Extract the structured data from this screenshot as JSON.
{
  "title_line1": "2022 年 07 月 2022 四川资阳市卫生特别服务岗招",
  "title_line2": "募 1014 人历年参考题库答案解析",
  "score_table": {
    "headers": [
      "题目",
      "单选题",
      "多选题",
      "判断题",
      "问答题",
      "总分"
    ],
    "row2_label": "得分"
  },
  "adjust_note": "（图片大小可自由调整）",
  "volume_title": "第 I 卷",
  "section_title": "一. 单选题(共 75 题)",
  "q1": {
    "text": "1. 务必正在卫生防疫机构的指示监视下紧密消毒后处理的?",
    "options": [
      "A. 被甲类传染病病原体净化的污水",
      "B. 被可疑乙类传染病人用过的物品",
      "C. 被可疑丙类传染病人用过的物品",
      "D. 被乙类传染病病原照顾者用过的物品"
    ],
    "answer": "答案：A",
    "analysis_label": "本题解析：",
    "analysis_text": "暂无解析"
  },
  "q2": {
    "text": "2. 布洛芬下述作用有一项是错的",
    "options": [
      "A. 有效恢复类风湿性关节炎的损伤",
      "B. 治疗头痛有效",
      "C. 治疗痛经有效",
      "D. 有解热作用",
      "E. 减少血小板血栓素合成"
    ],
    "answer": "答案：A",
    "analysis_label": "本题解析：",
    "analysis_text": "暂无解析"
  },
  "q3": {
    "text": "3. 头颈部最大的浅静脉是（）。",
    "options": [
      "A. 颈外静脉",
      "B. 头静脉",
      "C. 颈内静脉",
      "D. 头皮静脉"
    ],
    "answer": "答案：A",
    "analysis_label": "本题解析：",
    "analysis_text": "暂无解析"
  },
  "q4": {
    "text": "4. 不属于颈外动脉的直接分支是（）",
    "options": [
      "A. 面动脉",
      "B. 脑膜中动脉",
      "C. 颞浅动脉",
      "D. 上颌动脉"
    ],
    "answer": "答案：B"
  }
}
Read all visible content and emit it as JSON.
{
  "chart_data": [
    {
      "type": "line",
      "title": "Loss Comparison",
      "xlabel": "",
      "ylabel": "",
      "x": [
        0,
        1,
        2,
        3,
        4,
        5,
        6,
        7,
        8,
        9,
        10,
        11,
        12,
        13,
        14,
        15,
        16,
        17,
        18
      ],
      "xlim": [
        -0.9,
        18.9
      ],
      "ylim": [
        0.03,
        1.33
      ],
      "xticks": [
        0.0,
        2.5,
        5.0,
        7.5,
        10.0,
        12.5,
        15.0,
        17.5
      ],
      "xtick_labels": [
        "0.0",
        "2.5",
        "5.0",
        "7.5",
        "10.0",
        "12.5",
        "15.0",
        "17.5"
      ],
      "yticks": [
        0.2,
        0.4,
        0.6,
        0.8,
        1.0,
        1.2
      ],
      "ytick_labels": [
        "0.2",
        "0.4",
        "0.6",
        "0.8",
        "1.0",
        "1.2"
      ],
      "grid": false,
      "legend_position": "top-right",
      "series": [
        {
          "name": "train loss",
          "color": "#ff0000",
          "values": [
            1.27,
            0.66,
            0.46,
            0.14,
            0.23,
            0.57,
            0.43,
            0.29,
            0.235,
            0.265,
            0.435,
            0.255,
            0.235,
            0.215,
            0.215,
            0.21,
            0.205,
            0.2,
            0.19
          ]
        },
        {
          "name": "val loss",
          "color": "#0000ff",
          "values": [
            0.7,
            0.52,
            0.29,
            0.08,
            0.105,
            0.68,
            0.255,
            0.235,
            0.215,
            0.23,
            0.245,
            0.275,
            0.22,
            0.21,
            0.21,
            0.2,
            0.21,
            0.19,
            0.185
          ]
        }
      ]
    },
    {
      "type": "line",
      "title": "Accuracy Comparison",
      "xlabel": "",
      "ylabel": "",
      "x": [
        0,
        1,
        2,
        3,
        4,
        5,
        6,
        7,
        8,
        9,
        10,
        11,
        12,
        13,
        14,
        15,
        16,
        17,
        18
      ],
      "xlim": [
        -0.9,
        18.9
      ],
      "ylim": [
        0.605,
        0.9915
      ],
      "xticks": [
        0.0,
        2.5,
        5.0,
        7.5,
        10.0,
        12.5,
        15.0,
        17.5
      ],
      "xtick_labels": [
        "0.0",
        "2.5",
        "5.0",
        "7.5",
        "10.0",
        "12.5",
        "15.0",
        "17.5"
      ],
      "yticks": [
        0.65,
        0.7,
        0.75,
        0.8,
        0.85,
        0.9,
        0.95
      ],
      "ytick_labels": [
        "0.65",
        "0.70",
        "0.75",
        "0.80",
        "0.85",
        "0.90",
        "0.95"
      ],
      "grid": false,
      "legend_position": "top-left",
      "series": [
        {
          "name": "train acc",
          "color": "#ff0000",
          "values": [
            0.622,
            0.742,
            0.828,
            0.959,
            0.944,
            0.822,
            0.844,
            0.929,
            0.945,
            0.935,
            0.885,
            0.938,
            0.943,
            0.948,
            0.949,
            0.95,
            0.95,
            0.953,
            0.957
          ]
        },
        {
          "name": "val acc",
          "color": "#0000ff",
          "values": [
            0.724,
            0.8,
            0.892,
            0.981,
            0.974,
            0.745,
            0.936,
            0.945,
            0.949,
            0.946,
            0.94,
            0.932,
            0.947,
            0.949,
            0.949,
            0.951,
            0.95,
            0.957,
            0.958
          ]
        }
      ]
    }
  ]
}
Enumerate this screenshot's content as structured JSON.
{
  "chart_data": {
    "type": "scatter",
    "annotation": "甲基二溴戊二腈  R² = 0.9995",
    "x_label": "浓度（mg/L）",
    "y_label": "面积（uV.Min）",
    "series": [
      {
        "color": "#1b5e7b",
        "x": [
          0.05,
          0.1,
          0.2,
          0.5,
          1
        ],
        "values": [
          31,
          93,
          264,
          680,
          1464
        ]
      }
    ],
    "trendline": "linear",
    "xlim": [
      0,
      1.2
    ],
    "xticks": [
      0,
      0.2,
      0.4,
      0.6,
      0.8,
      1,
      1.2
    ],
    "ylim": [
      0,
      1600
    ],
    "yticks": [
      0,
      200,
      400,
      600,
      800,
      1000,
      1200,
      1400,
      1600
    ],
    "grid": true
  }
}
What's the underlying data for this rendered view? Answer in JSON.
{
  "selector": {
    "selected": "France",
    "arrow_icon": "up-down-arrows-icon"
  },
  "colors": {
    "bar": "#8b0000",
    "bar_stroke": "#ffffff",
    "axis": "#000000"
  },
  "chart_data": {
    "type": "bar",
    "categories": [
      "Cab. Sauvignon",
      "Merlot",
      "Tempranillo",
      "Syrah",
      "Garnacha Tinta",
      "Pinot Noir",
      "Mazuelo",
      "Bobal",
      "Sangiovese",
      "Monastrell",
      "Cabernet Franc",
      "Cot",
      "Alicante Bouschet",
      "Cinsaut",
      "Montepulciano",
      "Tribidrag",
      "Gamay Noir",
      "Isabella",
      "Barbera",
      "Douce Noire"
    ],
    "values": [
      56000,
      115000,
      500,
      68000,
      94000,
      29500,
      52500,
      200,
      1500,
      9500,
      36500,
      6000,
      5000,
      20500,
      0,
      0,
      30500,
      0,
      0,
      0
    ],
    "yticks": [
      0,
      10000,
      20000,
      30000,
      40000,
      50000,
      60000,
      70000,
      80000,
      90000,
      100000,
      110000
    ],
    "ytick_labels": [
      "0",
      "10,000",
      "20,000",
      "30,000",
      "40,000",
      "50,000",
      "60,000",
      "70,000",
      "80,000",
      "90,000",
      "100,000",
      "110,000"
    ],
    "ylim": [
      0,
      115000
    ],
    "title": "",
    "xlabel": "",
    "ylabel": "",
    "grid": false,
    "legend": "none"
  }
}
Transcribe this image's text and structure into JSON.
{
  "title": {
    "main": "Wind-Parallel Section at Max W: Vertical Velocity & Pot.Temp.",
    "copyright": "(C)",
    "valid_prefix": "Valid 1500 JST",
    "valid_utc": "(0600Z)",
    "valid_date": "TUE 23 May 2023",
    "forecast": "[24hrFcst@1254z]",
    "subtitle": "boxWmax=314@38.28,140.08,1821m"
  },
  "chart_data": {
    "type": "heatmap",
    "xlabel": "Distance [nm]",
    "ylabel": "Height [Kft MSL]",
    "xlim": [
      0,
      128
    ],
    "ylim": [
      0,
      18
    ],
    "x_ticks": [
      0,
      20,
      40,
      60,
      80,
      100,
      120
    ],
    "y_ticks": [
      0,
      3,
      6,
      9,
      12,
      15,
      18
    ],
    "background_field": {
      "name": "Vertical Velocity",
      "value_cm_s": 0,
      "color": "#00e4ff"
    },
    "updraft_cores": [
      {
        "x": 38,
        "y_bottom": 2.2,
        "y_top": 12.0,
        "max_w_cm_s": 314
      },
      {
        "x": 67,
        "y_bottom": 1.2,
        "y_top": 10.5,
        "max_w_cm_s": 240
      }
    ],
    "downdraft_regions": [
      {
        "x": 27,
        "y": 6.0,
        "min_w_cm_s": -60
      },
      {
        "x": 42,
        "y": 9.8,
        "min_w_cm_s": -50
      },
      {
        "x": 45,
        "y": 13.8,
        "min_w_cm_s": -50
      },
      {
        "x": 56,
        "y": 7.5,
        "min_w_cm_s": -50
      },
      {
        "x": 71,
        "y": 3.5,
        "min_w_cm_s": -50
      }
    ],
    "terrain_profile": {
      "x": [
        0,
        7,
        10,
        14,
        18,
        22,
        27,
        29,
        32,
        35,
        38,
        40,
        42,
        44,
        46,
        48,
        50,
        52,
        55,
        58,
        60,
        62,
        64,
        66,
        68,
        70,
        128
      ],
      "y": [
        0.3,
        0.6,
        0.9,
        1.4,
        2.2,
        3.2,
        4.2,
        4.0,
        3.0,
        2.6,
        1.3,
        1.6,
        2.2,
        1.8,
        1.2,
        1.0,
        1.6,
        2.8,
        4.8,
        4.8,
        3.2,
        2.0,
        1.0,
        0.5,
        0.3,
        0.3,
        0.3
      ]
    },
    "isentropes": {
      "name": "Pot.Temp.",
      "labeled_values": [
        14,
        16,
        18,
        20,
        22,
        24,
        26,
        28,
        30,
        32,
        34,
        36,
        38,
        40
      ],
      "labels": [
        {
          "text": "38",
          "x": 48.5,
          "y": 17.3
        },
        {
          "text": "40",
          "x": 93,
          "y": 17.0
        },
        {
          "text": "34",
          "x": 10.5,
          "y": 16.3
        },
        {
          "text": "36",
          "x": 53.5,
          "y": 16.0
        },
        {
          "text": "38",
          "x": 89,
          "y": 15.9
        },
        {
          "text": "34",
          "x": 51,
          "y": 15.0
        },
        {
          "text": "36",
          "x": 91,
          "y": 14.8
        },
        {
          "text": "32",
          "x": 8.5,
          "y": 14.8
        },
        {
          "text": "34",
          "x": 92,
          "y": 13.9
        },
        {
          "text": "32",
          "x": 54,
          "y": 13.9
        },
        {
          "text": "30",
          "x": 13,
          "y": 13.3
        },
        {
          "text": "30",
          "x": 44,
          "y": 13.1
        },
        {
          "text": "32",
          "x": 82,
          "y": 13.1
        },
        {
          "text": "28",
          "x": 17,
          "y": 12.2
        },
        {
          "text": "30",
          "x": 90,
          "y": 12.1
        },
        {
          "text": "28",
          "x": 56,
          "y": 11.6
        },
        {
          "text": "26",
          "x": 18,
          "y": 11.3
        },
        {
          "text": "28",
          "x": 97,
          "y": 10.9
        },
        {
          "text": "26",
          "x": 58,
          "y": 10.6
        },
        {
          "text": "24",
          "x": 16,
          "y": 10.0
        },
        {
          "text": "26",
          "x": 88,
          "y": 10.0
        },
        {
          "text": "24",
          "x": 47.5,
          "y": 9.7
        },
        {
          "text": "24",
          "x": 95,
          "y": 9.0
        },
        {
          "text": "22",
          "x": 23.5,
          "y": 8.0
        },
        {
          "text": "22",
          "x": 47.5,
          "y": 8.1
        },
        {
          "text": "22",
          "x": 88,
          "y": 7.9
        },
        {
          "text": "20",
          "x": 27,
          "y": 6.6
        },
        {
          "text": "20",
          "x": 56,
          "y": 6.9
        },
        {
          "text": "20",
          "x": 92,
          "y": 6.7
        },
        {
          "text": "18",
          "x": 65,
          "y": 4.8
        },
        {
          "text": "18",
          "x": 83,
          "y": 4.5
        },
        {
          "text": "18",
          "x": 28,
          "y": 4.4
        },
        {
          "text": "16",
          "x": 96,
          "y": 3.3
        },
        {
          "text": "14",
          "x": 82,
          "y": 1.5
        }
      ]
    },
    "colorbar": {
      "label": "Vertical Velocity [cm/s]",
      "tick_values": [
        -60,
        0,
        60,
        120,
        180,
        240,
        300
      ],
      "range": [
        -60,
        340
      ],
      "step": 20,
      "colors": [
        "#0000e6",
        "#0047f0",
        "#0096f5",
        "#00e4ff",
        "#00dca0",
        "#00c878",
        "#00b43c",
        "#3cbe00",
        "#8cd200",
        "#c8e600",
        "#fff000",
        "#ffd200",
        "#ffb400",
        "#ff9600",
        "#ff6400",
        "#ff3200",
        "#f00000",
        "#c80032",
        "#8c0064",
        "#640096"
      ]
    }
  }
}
━━━━━━━━━━━━━━━━
# WHAT YOU SHOULD DO
Find and count the lines of the data that include the string "Comparison", and report that figure by itself.

# CORRECT ANSWER
2